##### Exercise materials #####
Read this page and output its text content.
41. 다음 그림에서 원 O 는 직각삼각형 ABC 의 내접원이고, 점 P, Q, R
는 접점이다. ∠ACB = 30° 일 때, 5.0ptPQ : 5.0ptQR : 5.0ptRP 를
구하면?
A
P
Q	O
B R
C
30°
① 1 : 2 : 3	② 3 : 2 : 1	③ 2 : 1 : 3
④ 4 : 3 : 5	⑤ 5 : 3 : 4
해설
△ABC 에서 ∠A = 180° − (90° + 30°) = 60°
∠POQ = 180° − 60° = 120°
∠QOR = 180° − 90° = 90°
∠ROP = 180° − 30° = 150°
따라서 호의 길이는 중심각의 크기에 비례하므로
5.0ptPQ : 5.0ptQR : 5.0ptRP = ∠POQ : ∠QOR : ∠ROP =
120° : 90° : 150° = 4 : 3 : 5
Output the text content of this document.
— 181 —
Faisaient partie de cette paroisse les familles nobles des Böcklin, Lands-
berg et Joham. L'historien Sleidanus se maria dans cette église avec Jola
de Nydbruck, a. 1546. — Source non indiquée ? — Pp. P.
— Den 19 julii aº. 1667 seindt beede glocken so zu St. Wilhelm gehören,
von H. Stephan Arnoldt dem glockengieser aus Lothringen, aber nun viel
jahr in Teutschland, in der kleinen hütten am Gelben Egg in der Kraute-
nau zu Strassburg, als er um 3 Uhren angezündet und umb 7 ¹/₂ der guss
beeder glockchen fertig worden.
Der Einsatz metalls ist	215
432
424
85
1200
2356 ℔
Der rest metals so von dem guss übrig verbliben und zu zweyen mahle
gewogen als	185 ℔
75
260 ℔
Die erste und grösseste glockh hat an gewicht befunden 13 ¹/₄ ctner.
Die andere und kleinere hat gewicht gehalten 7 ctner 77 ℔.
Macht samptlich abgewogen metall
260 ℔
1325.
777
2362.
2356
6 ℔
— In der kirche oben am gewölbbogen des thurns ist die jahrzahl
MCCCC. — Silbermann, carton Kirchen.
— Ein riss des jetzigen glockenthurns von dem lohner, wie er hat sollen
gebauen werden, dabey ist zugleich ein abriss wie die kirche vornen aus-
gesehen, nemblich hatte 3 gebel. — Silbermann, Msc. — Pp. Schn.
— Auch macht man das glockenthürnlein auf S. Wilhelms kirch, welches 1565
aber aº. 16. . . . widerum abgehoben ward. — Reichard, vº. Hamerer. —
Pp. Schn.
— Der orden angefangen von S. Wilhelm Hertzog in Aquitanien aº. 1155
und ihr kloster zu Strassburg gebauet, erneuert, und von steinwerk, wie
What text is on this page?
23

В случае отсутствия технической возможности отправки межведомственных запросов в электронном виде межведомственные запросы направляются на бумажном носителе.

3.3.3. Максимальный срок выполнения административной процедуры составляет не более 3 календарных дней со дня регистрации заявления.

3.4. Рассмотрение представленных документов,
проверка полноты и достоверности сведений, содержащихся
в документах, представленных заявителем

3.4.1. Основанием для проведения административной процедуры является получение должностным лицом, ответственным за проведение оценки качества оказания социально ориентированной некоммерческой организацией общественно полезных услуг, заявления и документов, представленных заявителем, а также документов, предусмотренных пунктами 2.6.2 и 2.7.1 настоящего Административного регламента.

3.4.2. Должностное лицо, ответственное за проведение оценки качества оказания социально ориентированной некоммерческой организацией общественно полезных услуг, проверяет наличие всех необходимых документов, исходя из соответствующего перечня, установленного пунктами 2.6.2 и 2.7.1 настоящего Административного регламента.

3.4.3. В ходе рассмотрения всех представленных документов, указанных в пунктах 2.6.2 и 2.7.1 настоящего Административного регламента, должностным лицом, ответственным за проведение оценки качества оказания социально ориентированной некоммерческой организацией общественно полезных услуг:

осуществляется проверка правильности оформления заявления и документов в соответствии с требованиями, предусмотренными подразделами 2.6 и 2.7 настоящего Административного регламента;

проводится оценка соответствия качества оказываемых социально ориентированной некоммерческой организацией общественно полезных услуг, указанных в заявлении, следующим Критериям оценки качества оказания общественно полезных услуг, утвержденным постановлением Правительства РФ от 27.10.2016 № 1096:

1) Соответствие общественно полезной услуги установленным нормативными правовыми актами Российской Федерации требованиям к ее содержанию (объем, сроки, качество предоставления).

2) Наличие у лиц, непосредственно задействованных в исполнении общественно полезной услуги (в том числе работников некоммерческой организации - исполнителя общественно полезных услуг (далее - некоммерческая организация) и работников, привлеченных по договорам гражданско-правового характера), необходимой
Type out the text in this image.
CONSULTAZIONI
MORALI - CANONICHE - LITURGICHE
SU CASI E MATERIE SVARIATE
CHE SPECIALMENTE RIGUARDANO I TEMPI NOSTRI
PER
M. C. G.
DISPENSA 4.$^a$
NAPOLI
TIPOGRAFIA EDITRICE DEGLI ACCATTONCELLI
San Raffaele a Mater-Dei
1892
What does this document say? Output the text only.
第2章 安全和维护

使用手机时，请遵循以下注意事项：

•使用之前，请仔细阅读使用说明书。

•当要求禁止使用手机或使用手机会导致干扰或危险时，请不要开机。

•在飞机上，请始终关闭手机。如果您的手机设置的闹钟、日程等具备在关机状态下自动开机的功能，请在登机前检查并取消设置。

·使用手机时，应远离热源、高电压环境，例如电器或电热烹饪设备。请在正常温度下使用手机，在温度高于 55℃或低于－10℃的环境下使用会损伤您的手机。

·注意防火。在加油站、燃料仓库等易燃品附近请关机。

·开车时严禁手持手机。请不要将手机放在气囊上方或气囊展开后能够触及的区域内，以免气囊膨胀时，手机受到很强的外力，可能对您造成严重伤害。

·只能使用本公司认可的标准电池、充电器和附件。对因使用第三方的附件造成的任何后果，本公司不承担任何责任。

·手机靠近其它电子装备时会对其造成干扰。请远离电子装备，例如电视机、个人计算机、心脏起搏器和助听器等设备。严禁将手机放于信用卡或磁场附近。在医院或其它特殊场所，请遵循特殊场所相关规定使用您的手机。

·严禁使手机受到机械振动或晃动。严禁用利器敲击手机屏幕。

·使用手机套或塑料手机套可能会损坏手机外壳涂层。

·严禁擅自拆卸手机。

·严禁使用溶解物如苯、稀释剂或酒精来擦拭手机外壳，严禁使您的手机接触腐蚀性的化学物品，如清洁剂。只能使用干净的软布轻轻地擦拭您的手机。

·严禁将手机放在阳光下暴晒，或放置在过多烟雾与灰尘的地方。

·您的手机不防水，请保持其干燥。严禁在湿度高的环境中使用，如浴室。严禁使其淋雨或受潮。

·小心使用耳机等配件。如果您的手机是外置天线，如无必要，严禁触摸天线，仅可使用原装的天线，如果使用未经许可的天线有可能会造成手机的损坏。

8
#####
## Written instruction
Only lines with the word "проверка" are wanted, so copy each one from the records.

## Full solution
проверка полноты и достоверности сведений, содержащихся
осуществляется проверка правильности оформления заявления и документов в соответствии с требованиями, предусмотренными подразделами 2.6 и 2.7 настоящего Административного регламента;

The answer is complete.